■ **Dataset excerpts**:
──────────
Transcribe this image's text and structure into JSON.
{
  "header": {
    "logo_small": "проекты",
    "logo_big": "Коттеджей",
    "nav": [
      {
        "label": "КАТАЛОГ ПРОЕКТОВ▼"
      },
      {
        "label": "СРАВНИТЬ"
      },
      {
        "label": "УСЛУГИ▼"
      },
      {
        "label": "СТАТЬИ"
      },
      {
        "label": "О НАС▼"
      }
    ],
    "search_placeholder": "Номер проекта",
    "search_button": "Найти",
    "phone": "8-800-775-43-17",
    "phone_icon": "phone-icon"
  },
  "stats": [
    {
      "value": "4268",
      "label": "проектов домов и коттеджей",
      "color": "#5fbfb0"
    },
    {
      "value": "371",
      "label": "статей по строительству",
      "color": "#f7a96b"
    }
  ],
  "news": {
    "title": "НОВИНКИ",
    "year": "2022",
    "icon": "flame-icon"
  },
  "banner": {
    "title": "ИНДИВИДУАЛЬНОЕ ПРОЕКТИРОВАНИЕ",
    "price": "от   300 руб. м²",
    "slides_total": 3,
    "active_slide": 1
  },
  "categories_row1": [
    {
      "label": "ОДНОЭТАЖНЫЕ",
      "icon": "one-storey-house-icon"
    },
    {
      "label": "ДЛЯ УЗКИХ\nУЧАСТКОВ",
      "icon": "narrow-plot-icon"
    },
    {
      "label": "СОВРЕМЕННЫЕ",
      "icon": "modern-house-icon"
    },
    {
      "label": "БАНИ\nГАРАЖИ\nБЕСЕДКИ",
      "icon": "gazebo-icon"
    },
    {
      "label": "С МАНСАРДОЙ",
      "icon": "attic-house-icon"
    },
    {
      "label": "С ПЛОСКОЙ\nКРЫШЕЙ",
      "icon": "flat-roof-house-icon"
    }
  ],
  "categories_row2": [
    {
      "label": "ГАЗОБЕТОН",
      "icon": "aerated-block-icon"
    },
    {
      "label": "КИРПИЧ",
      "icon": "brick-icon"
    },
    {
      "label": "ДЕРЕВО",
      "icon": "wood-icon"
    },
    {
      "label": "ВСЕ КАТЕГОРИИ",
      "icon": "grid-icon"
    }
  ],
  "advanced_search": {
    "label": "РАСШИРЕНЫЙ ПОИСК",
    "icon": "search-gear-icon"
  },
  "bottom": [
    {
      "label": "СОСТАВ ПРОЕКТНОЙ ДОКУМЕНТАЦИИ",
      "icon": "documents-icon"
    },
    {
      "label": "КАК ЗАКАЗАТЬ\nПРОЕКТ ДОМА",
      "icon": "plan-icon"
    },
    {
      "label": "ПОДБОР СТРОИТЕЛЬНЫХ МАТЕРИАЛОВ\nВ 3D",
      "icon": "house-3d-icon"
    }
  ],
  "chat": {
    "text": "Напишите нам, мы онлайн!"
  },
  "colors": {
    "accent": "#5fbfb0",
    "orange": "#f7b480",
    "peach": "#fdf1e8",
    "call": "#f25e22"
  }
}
──────────
Retype all of the entries precisely as they are.

Transcribe this image's text and structure into JSON.
{
  "header": {
    "logo_small": "проекты",
    "logo_big": "Коттеджей",
    "nav": [
      {
        "label": "КАТАЛОГ ПРОЕКТОВ▼"
      },
      {
        "label": "СРАВНИТЬ"
      },
      {
        "label": "УСЛУГИ▼"
      },
      {
        "label": "СТАТЬИ"
      },
      {
        "label": "О НАС▼"
      }
    ],
    "search_placeholder": "Номер проекта",
    "search_button": "Найти",
    "phone": "8-800-775-43-17",
    "phone_icon": "phone-icon"
  },
  "stats": [
    {
      "value": "4268",
      "label": "проектов домов и коттеджей",
      "color": "#5fbfb0"
    },
    {
      "value": "371",
      "label": "статей по строительству",
      "color": "#f7a96b"
    }
  ],
  "news": {
    "title": "НОВИНКИ",
    "year": "2022",
    "icon": "flame-icon"
  },
  "banner": {
    "title": "ИНДИВИДУАЛЬНОЕ ПРОЕКТИРОВАНИЕ",
    "price": "от   300 руб. м²",
    "slides_total": 3,
    "active_slide": 1
  },
  "categories_row1": [
    {
      "label": "ОДНОЭТАЖНЫЕ",
      "icon": "one-storey-house-icon"
    },
    {
      "label": "ДЛЯ УЗКИХ\nУЧАСТКОВ",
      "icon": "narrow-plot-icon"
    },
    {
      "label": "СОВРЕМЕННЫЕ",
      "icon": "modern-house-icon"
    },
    {
      "label": "БАНИ\nГАРАЖИ\nБЕСЕДКИ",
      "icon": "gazebo-icon"
    },
    {
      "label": "С МАНСАРДОЙ",
      "icon": "attic-house-icon"
    },
    {
      "label": "С ПЛОСКОЙ\nКРЫШЕЙ",
      "icon": "flat-roof-house-icon"
    }
  ],
  "categories_row2": [
    {
      "label": "ГАЗОБЕТОН",
      "icon": "aerated-block-icon"
    },
    {
      "label": "КИРПИЧ",
      "icon": "brick-icon"
    },
    {
      "label": "ДЕРЕВО",
      "icon": "wood-icon"
    },
    {
      "label": "ВСЕ КАТЕГОРИИ",
      "icon": "grid-icon"
    }
  ],
  "advanced_search": {
    "label": "РАСШИРЕНЫЙ ПОИСК",
    "icon": "search-gear-icon"
  },
  "bottom": [
    {
      "label": "СОСТАВ ПРОЕКТНОЙ ДОКУМЕНТАЦИИ",
      "icon": "documents-icon"
    },
    {
      "label": "КАК ЗАКАЗАТЬ\nПРОЕКТ ДОМА",
      "icon": "plan-icon"
    },
    {
      "label": "ПОДБОР СТРОИТЕЛЬНЫХ МАТЕРИАЛОВ\nВ 3D",
      "icon": "house-3d-icon"
    }
  ],
  "chat": {
    "text": "Напишите нам, мы онлайн!"
  },
  "colors": {
    "accent": "#5fbfb0",
    "orange": "#f7b480",
    "peach": "#fdf1e8",
    "call": "#f25e22"
  }
}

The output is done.